* **EXERCISE MATERIALS**
+++

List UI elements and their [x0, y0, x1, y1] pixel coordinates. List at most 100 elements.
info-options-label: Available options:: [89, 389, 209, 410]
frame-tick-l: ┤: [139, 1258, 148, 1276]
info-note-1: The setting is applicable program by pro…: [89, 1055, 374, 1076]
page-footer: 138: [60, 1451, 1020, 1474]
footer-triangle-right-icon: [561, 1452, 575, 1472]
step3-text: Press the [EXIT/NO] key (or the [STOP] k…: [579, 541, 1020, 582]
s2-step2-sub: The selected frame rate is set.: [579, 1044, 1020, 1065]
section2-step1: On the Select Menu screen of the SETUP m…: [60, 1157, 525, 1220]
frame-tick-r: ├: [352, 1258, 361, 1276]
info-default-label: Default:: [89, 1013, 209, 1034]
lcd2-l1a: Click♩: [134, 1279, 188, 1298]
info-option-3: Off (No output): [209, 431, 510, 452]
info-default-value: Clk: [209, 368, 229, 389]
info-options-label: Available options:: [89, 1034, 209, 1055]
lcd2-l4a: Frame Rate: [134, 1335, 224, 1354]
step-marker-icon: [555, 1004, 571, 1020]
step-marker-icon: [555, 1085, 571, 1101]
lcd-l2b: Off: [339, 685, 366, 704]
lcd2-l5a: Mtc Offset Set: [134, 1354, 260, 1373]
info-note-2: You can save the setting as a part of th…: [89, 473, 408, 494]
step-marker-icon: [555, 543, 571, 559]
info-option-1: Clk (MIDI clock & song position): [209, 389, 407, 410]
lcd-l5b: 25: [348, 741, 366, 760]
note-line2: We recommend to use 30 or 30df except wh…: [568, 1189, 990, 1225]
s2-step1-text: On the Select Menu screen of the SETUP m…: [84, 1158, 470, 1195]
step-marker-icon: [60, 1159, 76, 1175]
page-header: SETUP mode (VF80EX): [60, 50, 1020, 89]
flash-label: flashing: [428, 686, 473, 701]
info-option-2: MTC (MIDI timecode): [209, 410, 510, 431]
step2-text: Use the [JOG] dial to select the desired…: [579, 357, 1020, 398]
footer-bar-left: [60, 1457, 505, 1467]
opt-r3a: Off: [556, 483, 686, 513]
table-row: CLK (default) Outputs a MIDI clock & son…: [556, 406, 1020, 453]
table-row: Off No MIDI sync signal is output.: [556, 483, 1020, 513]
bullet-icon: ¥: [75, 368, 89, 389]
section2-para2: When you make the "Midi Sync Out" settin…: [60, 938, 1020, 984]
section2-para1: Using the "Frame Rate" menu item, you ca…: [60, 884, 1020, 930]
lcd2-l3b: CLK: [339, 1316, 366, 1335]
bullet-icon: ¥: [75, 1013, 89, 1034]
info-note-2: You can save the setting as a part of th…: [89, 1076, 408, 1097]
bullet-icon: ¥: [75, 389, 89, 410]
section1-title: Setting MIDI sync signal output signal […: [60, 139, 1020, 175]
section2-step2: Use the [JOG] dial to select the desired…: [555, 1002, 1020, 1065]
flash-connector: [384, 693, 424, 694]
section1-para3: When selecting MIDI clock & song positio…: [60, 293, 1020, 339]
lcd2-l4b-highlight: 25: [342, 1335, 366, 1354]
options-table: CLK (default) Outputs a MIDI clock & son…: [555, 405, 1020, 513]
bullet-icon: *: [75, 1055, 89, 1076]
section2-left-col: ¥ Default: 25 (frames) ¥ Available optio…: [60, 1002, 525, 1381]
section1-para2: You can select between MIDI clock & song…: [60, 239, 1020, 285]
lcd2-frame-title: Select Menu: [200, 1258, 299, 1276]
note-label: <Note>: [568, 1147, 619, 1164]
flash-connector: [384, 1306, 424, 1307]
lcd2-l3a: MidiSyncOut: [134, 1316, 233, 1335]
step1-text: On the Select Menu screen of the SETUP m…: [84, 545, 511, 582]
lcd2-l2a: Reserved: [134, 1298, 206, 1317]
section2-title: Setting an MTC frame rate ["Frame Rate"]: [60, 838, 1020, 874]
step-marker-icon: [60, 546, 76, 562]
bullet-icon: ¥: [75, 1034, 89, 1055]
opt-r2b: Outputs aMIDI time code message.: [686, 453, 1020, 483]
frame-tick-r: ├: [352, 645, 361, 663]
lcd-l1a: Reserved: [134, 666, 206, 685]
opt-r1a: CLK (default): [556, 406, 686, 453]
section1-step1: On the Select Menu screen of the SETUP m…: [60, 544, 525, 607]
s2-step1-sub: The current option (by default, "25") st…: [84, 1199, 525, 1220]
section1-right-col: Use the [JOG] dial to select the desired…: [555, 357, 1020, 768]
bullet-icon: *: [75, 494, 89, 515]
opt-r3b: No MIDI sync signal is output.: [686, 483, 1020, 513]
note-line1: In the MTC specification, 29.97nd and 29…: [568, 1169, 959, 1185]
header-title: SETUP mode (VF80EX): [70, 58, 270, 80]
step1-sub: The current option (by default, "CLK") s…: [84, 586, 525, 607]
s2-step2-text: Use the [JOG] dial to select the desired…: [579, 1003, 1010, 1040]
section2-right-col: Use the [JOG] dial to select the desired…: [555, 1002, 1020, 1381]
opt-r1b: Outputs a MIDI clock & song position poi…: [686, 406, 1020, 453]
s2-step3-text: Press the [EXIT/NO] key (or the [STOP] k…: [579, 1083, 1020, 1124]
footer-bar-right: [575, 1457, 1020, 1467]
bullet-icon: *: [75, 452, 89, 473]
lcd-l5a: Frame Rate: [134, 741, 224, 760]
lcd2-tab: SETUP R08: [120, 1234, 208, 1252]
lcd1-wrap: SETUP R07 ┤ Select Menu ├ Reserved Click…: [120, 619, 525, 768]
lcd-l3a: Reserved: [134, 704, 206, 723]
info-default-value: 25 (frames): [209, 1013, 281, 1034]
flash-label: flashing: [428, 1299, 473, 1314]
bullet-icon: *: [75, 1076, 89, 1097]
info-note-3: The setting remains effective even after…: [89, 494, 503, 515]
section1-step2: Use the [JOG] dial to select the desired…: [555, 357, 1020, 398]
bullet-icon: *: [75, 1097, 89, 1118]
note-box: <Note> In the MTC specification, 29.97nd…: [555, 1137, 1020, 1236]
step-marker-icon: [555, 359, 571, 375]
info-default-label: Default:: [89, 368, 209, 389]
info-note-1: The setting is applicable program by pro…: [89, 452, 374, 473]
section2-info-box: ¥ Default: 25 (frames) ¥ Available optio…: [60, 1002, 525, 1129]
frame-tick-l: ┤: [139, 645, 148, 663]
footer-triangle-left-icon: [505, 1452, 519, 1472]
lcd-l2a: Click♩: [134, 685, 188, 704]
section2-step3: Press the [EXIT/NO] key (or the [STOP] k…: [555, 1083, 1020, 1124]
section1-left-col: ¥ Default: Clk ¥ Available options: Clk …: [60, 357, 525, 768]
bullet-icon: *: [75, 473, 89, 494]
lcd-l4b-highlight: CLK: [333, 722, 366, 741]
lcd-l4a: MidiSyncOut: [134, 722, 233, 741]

+++

* **INSTRUCTIONS FOR THE TASK**
Copy every item above word for word, leaving nothing out and changing nothing.

* **RESULT OF THIS EXERCISE**
List UI elements and their [x0, y0, x1, y1] pixel coordinates. List at most 100 elements.
info-options-label: Available options:: [89, 389, 209, 410]
frame-tick-l: ┤: [139, 1258, 148, 1276]
info-note-1: The setting is applicable program by pro…: [89, 1055, 374, 1076]
page-footer: 138: [60, 1451, 1020, 1474]
footer-triangle-right-icon: [561, 1452, 575, 1472]
step3-text: Press the [EXIT/NO] key (or the [STOP] k…: [579, 541, 1020, 582]
s2-step2-sub: The selected frame rate is set.: [579, 1044, 1020, 1065]
section2-step1: On the Select Menu screen of the SETUP m…: [60, 1157, 525, 1220]
frame-tick-r: ├: [352, 1258, 361, 1276]
info-default-label: Default:: [89, 1013, 209, 1034]
lcd2-l1a: Click♩: [134, 1279, 188, 1298]
info-option-3: Off (No output): [209, 431, 510, 452]
info-default-value: Clk: [209, 368, 229, 389]
info-options-label: Available options:: [89, 1034, 209, 1055]
lcd2-l4a: Frame Rate: [134, 1335, 224, 1354]
step-marker-icon: [555, 1004, 571, 1020]
step-marker-icon: [555, 1085, 571, 1101]
lcd-l2b: Off: [339, 685, 366, 704]
lcd2-l5a: Mtc Offset Set: [134, 1354, 260, 1373]
info-note-2: You can save the setting as a part of th…: [89, 473, 408, 494]
step-marker-icon: [555, 543, 571, 559]
info-option-1: Clk (MIDI clock & song position): [209, 389, 407, 410]
lcd-l5b: 25: [348, 741, 366, 760]
note-line2: We recommend to use 30 or 30df except wh…: [568, 1189, 990, 1225]
s2-step1-text: On the Select Menu screen of the SETUP m…: [84, 1158, 470, 1195]
step-marker-icon: [60, 1159, 76, 1175]
page-header: SETUP mode (VF80EX): [60, 50, 1020, 89]
flash-label: flashing: [428, 686, 473, 701]
info-option-2: MTC (MIDI timecode): [209, 410, 510, 431]
step2-text: Use the [JOG] dial to select the desired…: [579, 357, 1020, 398]
footer-bar-left: [60, 1457, 505, 1467]
opt-r3a: Off: [556, 483, 686, 513]
table-row: CLK (default) Outputs a MIDI clock & son…: [556, 406, 1020, 453]
table-row: Off No MIDI sync signal is output.: [556, 483, 1020, 513]
bullet-icon: ¥: [75, 368, 89, 389]
section2-para2: When you make the "Midi Sync Out" settin…: [60, 938, 1020, 984]
section2-para1: Using the "Frame Rate" menu item, you ca…: [60, 884, 1020, 930]
lcd2-l3b: CLK: [339, 1316, 366, 1335]
bullet-icon: ¥: [75, 1013, 89, 1034]
info-note-2: You can save the setting as a part of th…: [89, 1076, 408, 1097]
bullet-icon: ¥: [75, 389, 89, 410]
section1-title: Setting MIDI sync signal output signal […: [60, 139, 1020, 175]
section2-step2: Use the [JOG] dial to select the desired…: [555, 1002, 1020, 1065]
flash-connector: [384, 693, 424, 694]
section1-para3: When selecting MIDI clock & song positio…: [60, 293, 1020, 339]
lcd2-l4b-highlight: 25: [342, 1335, 366, 1354]
options-table: CLK (default) Outputs a MIDI clock & son…: [555, 405, 1020, 513]
bullet-icon: *: [75, 1055, 89, 1076]
section2-left-col: ¥ Default: 25 (frames) ¥ Available optio…: [60, 1002, 525, 1381]
section1-para2: You can select between MIDI clock & song…: [60, 239, 1020, 285]
lcd2-frame-title: Select Menu: [200, 1258, 299, 1276]
note-label: <Note>: [568, 1147, 619, 1164]
flash-connector: [384, 1306, 424, 1307]
lcd2-l3a: MidiSyncOut: [134, 1316, 233, 1335]
step1-text: On the Select Menu screen of the SETUP m…: [84, 545, 511, 582]
lcd2-l2a: Reserved: [134, 1298, 206, 1317]
section2-title: Setting an MTC frame rate ["Frame Rate"]: [60, 838, 1020, 874]
step-marker-icon: [60, 546, 76, 562]
bullet-icon: ¥: [75, 1034, 89, 1055]
opt-r2b: Outputs aMIDI time code message.: [686, 453, 1020, 483]
frame-tick-r: ├: [352, 645, 361, 663]
lcd-l1a: Reserved: [134, 666, 206, 685]
opt-r1a: CLK (default): [556, 406, 686, 453]
section1-step1: On the Select Menu screen of the SETUP m…: [60, 544, 525, 607]
s2-step1-sub: The current option (by default, "25") st…: [84, 1199, 525, 1220]
section1-right-col: Use the [JOG] dial to select the desired…: [555, 357, 1020, 768]
bullet-icon: *: [75, 494, 89, 515]
opt-r3b: No MIDI sync signal is output.: [686, 483, 1020, 513]
note-line1: In the MTC specification, 29.97nd and 29…: [568, 1169, 959, 1185]
header-title: SETUP mode (VF80EX): [70, 58, 270, 80]
step1-sub: The current option (by default, "CLK") s…: [84, 586, 525, 607]
s2-step2-text: Use the [JOG] dial to select the desired…: [579, 1003, 1010, 1040]
section2-right-col: Use the [JOG] dial to select the desired…: [555, 1002, 1020, 1381]
opt-r1b: Outputs a MIDI clock & song position poi…: [686, 406, 1020, 453]
s2-step3-text: Press the [EXIT/NO] key (or the [STOP] k…: [579, 1083, 1020, 1124]
footer-bar-right: [575, 1457, 1020, 1467]
bullet-icon: *: [75, 452, 89, 473]
lcd-l5a: Frame Rate: [134, 741, 224, 760]
lcd2-tab: SETUP R08: [120, 1234, 208, 1252]
lcd1-wrap: SETUP R07 ┤ Select Menu ├ Reserved Click…: [120, 619, 525, 768]
lcd-l3a: Reserved: [134, 704, 206, 723]
info-default-value: 25 (frames): [209, 1013, 281, 1034]
flash-label: flashing: [428, 1299, 473, 1314]
bullet-icon: *: [75, 1076, 89, 1097]
info-note-3: The setting remains effective even after…: [89, 494, 503, 515]
section1-step2: Use the [JOG] dial to select the desired…: [555, 357, 1020, 398]
bullet-icon: *: [75, 1097, 89, 1118]
note-box: <Note> In the MTC specification, 29.97nd…: [555, 1137, 1020, 1236]
step-marker-icon: [555, 359, 571, 375]
info-default-label: Default:: [89, 368, 209, 389]
info-note-1: The setting is applicable program by pro…: [89, 452, 374, 473]
section2-info-box: ¥ Default: 25 (frames) ¥ Available optio…: [60, 1002, 525, 1129]
frame-tick-l: ┤: [139, 645, 148, 663]
footer-triangle-left-icon: [505, 1452, 519, 1472]
lcd-l2a: Click♩: [134, 685, 188, 704]
section2-step3: Press the [EXIT/NO] key (or the [STOP] k…: [555, 1083, 1020, 1124]
section1-left-col: ¥ Default: Clk ¥ Available options: Clk …: [60, 357, 525, 768]
bullet-icon: *: [75, 473, 89, 494]
lcd-l4b-highlight: CLK: [333, 722, 366, 741]
lcd-l4a: MidiSyncOut: [134, 722, 233, 741]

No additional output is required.